**Working data:**
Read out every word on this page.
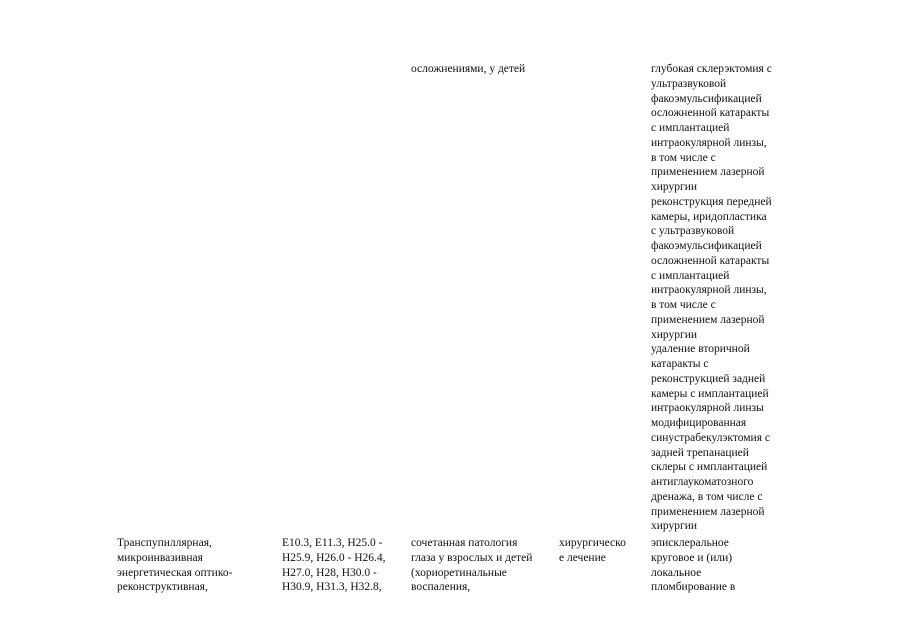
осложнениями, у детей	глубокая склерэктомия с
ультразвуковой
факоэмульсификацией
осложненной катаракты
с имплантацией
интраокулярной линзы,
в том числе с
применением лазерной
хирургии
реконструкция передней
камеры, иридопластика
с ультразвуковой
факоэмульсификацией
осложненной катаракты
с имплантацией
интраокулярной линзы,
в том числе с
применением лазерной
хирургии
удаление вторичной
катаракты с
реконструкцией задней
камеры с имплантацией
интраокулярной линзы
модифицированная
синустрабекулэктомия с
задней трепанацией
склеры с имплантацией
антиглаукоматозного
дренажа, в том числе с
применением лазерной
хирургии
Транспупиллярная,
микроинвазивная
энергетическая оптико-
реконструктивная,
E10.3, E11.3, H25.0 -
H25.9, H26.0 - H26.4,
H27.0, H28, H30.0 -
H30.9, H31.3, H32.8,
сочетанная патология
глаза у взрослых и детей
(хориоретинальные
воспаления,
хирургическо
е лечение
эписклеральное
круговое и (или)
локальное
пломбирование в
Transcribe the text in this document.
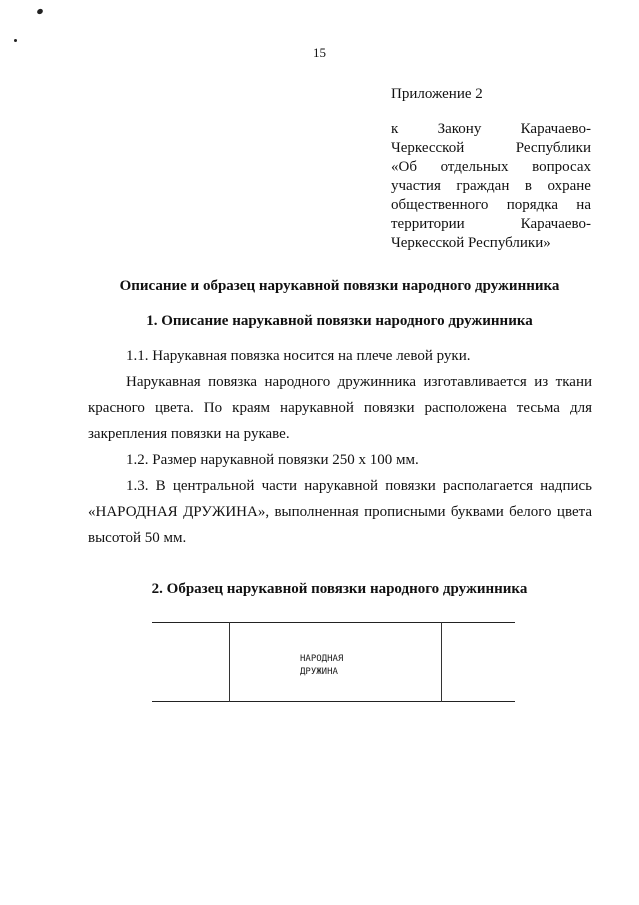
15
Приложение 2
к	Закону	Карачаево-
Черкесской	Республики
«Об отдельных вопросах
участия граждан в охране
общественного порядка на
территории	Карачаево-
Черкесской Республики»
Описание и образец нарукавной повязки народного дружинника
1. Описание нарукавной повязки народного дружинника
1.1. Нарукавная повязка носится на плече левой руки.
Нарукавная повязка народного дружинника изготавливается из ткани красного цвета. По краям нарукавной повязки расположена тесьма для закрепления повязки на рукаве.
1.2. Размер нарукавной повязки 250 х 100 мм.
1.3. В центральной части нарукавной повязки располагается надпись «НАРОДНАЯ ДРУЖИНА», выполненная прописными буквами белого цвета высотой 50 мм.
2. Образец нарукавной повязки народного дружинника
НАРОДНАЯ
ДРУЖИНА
* * *
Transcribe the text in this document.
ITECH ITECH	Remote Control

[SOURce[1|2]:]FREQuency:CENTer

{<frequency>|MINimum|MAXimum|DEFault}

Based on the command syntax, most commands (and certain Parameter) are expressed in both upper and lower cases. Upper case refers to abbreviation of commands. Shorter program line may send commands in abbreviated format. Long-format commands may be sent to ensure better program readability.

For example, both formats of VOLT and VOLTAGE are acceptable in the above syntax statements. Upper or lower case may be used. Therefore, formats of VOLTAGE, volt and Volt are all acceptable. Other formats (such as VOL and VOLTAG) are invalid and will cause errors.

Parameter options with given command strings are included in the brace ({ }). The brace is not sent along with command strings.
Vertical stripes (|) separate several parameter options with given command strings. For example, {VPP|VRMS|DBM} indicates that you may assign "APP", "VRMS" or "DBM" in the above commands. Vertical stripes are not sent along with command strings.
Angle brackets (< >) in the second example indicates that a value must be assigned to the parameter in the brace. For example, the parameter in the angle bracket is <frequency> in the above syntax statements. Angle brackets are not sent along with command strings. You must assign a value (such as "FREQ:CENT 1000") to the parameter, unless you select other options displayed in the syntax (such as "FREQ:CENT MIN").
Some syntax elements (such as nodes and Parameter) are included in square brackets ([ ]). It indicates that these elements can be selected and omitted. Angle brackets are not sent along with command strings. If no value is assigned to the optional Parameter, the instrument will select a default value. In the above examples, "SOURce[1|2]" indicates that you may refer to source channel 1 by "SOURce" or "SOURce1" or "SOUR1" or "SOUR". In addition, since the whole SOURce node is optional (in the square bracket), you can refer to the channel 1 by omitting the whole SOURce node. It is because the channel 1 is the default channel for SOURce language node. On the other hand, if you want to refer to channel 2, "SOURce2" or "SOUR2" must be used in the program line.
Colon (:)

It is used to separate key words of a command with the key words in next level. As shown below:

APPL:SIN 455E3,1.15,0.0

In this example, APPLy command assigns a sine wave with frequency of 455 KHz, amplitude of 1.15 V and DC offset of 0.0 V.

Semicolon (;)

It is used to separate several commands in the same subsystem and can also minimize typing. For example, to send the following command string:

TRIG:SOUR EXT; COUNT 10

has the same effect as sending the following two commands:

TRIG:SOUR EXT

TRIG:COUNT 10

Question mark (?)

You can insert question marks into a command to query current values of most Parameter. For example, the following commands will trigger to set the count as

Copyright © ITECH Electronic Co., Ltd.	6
---
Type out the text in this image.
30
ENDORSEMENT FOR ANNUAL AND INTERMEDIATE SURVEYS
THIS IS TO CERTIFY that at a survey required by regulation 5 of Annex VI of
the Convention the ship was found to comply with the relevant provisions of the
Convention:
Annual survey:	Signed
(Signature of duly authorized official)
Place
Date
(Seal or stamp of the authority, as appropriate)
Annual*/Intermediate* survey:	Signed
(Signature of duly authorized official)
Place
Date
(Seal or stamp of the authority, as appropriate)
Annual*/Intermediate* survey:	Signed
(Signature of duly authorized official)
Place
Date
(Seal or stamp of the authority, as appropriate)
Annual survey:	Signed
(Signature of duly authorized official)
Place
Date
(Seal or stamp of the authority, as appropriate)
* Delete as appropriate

**Problem description:** List every line above that holds the word "Черкесской".

**Answer to this exercise:**
Черкесской	Республики
Черкесской Республики»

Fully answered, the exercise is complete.